Start of Dataset excerpts

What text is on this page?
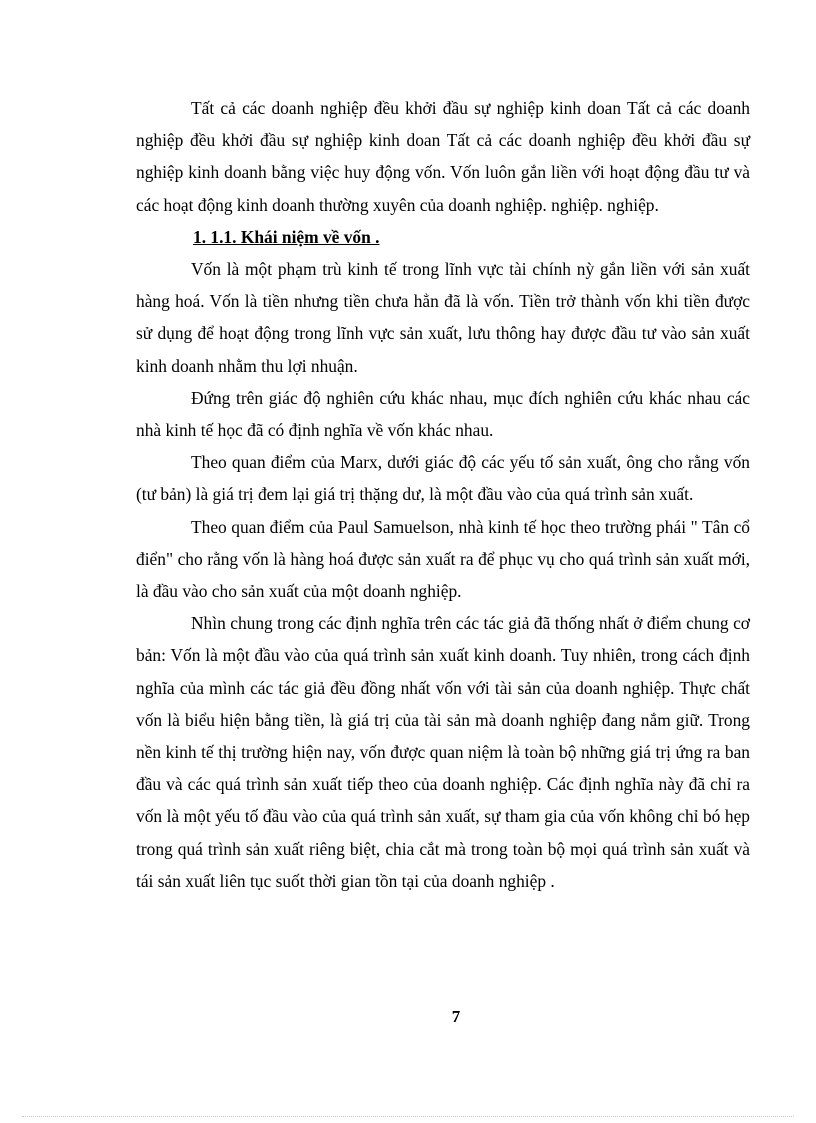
Tất cả các doanh nghiệp đều khởi đầu sự nghiệp kinh doan Tất cả các doanh nghiệp đều khởi đầu sự nghiệp kinh doan Tất cả các doanh nghiệp đều khởi đầu sự nghiệp kinh doanh bằng việc huy động vốn. Vốn luôn gắn liền với hoạt động đầu tư và các hoạt động kinh doanh thường xuyên của doanh nghiệp. nghiệp. nghiệp.

1. 1.1. Khái niệm về vốn .

Vốn là một phạm trù kinh tế trong lĩnh vực tài chính nỳ gắn liền với sản xuất hàng hoá. Vốn là tiền nhưng tiền chưa hẳn đã là vốn. Tiền trở thành vốn khi tiền được sử dụng để hoạt động trong lĩnh vực sản xuất, lưu thông hay được đầu tư vào sản xuất kinh doanh nhằm thu lợi nhuận.

Đứng trên giác độ nghiên cứu khác nhau, mục đích nghiên cứu khác nhau các nhà kinh tế học đã có định nghĩa về vốn khác nhau.

Theo quan điểm của Marx, dưới giác độ các yếu tố sản xuất, ông cho rằng vốn (tư bản) là giá trị đem lại giá trị thặng dư, là một đầu vào của quá trình sản xuất.

Theo quan điểm của Paul Samuelson, nhà kinh tế học theo trường phái " Tân cổ điển" cho rằng vốn là hàng hoá được sản xuất ra để phục vụ cho quá trình sản xuất mới, là đầu vào cho sản xuất của một doanh nghiệp.

Nhìn chung trong các định nghĩa trên các tác giả đã thống nhất ở điểm chung cơ bản: Vốn là một đầu vào của quá trình sản xuất kinh doanh. Tuy nhiên, trong cách định nghĩa của mình các tác giả đều đồng nhất vốn với tài sản của doanh nghiệp. Thực chất vốn là biểu hiện bằng tiền, là giá trị của tài sản mà doanh nghiệp đang nắm giữ. Trong nền kinh tế thị trường hiện nay, vốn được quan niệm là toàn bộ những giá trị ứng ra ban đầu và các quá trình sản xuất tiếp theo của doanh nghiệp. Các định nghĩa này đã chỉ ra vốn là một yếu tố đầu vào của quá trình sản xuất, sự tham gia của vốn không chỉ bó hẹp trong quá trình sản xuất riêng biệt, chia cắt mà trong toàn bộ mọi quá trình sản xuất và tái sản xuất liên tục suốt thời gian tồn tại của doanh nghiệp .

7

End of Dataset excerpts

(What you are asked to do):
Print each record exactly as it stands, leaving the images out.

(Output for this task):
What text is on this page?
Tất cả các doanh nghiệp đều khởi đầu sự nghiệp kinh doan Tất cả các doanh nghiệp đều khởi đầu sự nghiệp kinh doan Tất cả các doanh nghiệp đều khởi đầu sự nghiệp kinh doanh bằng việc huy động vốn. Vốn luôn gắn liền với hoạt động đầu tư và các hoạt động kinh doanh thường xuyên của doanh nghiệp. nghiệp. nghiệp.

1. 1.1. Khái niệm về vốn .

Vốn là một phạm trù kinh tế trong lĩnh vực tài chính nỳ gắn liền với sản xuất hàng hoá. Vốn là tiền nhưng tiền chưa hẳn đã là vốn. Tiền trở thành vốn khi tiền được sử dụng để hoạt động trong lĩnh vực sản xuất, lưu thông hay được đầu tư vào sản xuất kinh doanh nhằm thu lợi nhuận.

Đứng trên giác độ nghiên cứu khác nhau, mục đích nghiên cứu khác nhau các nhà kinh tế học đã có định nghĩa về vốn khác nhau.

Theo quan điểm của Marx, dưới giác độ các yếu tố sản xuất, ông cho rằng vốn (tư bản) là giá trị đem lại giá trị thặng dư, là một đầu vào của quá trình sản xuất.

Theo quan điểm của Paul Samuelson, nhà kinh tế học theo trường phái " Tân cổ điển" cho rằng vốn là hàng hoá được sản xuất ra để phục vụ cho quá trình sản xuất mới, là đầu vào cho sản xuất của một doanh nghiệp.

Nhìn chung trong các định nghĩa trên các tác giả đã thống nhất ở điểm chung cơ bản: Vốn là một đầu vào của quá trình sản xuất kinh doanh. Tuy nhiên, trong cách định nghĩa của mình các tác giả đều đồng nhất vốn với tài sản của doanh nghiệp. Thực chất vốn là biểu hiện bằng tiền, là giá trị của tài sản mà doanh nghiệp đang nắm giữ. Trong nền kinh tế thị trường hiện nay, vốn được quan niệm là toàn bộ những giá trị ứng ra ban đầu và các quá trình sản xuất tiếp theo của doanh nghiệp. Các định nghĩa này đã chỉ ra vốn là một yếu tố đầu vào của quá trình sản xuất, sự tham gia của vốn không chỉ bó hẹp trong quá trình sản xuất riêng biệt, chia cắt mà trong toàn bộ mọi quá trình sản xuất và tái sản xuất liên tục suốt thời gian tồn tại của doanh nghiệp .

7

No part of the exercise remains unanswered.